__What needs to be done__
Pull out every line with the word "Date" from the entries below.

__Entries shown__

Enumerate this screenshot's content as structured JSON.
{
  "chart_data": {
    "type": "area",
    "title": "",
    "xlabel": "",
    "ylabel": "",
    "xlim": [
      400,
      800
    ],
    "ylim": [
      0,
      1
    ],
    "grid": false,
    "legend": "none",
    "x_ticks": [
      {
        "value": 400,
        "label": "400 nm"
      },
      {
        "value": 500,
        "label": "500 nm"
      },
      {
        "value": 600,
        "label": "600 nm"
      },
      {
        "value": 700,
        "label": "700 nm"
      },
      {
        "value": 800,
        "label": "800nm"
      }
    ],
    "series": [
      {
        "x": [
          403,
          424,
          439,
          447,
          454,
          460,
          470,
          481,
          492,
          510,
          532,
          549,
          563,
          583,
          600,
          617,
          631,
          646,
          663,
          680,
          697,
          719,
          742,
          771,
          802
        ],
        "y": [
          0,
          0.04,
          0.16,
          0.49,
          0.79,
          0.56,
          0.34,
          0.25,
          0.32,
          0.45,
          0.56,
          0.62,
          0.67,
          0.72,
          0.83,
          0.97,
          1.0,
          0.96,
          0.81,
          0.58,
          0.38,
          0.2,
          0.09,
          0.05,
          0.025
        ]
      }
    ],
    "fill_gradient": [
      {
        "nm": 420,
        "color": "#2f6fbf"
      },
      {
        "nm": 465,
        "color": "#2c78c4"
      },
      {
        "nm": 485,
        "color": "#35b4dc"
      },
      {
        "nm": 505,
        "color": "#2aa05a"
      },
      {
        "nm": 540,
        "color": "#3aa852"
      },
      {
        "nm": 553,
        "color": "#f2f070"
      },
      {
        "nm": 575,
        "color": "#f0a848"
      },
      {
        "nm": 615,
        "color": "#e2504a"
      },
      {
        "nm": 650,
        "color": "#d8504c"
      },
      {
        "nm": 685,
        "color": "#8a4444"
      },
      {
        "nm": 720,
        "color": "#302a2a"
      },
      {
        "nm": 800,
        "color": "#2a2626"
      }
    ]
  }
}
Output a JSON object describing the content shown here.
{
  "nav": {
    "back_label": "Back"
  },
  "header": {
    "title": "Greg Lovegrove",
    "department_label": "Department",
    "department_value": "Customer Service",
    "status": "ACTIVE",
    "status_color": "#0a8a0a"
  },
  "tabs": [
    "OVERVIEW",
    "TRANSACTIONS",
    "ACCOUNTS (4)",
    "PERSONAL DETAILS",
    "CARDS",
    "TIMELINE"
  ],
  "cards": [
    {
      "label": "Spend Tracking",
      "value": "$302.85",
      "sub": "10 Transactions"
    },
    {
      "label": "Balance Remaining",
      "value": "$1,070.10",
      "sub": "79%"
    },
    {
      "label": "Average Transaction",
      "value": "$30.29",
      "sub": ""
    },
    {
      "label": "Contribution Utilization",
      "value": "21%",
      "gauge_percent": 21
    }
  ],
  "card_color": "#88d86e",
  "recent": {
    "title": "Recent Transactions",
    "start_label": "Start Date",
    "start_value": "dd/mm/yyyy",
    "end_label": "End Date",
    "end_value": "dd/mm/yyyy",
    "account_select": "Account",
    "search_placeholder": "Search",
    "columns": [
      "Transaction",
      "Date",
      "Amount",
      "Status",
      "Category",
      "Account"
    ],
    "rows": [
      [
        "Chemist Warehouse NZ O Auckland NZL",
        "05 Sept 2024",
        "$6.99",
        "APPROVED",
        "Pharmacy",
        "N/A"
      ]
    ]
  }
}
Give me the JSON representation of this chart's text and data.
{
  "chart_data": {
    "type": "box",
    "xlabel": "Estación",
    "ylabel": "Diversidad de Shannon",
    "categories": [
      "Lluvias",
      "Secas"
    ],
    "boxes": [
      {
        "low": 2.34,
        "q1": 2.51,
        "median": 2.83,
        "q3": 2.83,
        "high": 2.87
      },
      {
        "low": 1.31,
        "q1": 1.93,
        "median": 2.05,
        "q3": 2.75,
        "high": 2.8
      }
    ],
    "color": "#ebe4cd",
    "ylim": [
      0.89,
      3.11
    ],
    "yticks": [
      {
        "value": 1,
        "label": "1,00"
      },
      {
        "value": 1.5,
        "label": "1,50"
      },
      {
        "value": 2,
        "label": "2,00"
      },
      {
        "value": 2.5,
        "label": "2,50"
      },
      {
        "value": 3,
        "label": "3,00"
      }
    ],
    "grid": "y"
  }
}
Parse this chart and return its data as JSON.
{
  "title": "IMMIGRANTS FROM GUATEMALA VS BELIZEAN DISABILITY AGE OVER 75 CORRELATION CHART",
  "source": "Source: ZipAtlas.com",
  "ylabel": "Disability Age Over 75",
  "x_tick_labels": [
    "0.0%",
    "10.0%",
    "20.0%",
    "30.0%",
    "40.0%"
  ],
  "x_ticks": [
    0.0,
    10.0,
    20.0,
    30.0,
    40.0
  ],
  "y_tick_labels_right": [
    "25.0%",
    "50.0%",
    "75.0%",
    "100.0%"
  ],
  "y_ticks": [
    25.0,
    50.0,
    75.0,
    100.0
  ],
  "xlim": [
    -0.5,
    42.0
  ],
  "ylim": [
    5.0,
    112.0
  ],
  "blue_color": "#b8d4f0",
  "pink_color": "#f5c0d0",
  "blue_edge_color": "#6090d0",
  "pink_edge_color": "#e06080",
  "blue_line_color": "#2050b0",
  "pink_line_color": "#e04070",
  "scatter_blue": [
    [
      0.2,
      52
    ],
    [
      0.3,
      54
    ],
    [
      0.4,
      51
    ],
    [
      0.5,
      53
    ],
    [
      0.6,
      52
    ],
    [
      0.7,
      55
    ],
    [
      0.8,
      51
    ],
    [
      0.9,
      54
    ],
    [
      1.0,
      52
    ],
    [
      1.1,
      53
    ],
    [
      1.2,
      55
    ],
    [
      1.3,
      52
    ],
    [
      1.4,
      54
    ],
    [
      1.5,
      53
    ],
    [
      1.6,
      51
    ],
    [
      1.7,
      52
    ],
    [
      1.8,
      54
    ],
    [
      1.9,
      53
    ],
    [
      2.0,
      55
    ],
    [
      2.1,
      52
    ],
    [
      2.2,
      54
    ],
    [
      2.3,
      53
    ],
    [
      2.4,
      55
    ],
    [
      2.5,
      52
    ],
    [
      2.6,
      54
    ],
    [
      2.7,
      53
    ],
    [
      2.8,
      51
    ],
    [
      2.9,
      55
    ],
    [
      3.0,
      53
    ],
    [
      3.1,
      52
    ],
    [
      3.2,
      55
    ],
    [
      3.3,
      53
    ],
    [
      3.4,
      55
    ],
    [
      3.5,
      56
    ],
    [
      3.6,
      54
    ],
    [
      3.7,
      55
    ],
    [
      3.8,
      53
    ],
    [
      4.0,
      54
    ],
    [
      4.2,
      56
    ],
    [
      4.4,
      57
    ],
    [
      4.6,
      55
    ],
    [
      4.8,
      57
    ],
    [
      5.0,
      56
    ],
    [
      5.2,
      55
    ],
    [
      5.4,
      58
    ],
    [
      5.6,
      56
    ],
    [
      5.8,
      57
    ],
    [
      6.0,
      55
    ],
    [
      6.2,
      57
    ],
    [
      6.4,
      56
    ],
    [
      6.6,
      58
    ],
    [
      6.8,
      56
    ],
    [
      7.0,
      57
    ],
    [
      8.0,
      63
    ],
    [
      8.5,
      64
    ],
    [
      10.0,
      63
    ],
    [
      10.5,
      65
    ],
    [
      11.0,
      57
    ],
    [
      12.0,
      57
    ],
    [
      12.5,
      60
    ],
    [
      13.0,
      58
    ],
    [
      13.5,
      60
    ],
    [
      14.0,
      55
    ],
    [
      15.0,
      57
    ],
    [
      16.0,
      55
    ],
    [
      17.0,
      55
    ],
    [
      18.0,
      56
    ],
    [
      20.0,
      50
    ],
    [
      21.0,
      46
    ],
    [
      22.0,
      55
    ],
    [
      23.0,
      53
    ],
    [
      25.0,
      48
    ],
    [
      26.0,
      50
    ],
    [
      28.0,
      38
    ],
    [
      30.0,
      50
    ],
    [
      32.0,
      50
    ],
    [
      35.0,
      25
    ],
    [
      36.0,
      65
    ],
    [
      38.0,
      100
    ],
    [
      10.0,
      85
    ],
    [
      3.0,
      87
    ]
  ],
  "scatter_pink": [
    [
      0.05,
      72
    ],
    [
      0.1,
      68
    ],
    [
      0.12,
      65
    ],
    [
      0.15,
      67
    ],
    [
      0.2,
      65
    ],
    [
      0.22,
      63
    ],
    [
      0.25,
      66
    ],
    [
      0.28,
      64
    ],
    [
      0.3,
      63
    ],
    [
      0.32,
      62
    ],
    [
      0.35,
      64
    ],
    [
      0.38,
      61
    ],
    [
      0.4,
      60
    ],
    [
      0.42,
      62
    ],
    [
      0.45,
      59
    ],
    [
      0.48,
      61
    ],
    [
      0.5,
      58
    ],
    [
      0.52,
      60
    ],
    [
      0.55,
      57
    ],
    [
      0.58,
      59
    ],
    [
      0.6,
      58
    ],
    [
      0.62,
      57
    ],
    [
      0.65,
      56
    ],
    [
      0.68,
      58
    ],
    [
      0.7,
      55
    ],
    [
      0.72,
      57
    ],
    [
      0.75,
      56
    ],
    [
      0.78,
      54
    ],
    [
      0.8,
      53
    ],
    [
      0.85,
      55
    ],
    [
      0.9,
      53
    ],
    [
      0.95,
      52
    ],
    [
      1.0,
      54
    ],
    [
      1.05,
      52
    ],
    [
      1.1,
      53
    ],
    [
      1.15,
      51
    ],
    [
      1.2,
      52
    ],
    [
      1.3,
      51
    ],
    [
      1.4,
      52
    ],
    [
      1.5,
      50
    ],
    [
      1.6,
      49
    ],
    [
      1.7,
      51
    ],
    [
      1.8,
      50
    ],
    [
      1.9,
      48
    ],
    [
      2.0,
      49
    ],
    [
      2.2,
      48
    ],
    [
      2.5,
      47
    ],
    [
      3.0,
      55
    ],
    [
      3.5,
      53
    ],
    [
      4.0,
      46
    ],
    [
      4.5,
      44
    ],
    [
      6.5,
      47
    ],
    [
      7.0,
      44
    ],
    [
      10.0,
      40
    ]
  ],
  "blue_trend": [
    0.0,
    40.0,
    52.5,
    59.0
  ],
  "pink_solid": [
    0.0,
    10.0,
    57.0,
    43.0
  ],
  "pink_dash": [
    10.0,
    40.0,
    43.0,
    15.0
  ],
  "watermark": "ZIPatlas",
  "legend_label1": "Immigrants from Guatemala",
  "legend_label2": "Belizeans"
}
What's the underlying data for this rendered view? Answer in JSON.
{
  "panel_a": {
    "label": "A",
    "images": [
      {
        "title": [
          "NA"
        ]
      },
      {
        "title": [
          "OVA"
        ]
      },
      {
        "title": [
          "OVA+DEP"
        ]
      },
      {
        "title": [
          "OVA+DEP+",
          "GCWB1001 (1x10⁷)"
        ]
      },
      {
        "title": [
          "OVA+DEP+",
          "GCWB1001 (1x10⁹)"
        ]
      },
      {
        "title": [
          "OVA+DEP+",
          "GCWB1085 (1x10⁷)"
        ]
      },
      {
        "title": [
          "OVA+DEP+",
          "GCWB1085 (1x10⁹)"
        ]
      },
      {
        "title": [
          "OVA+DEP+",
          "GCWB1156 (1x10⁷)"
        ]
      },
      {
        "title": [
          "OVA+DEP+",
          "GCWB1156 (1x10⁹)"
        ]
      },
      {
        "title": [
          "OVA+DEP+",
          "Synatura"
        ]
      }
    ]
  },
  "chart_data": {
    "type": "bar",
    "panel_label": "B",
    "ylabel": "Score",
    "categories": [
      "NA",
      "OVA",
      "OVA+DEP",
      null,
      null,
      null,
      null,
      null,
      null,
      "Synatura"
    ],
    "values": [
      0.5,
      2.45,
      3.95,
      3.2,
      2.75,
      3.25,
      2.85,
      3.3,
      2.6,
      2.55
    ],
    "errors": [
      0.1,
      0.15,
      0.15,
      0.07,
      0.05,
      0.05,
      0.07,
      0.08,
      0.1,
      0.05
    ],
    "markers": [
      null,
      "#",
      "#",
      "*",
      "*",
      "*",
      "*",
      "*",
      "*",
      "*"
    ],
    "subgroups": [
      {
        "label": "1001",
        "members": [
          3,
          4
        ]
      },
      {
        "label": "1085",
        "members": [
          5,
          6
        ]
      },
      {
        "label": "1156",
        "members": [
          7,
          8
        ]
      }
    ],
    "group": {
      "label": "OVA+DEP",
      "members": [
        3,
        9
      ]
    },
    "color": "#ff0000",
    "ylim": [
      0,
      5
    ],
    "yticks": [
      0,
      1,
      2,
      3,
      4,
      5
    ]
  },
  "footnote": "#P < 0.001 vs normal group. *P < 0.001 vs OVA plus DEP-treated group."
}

__Full output__
    "start_label": "Start Date",
    "end_label": "End Date",
      "Date",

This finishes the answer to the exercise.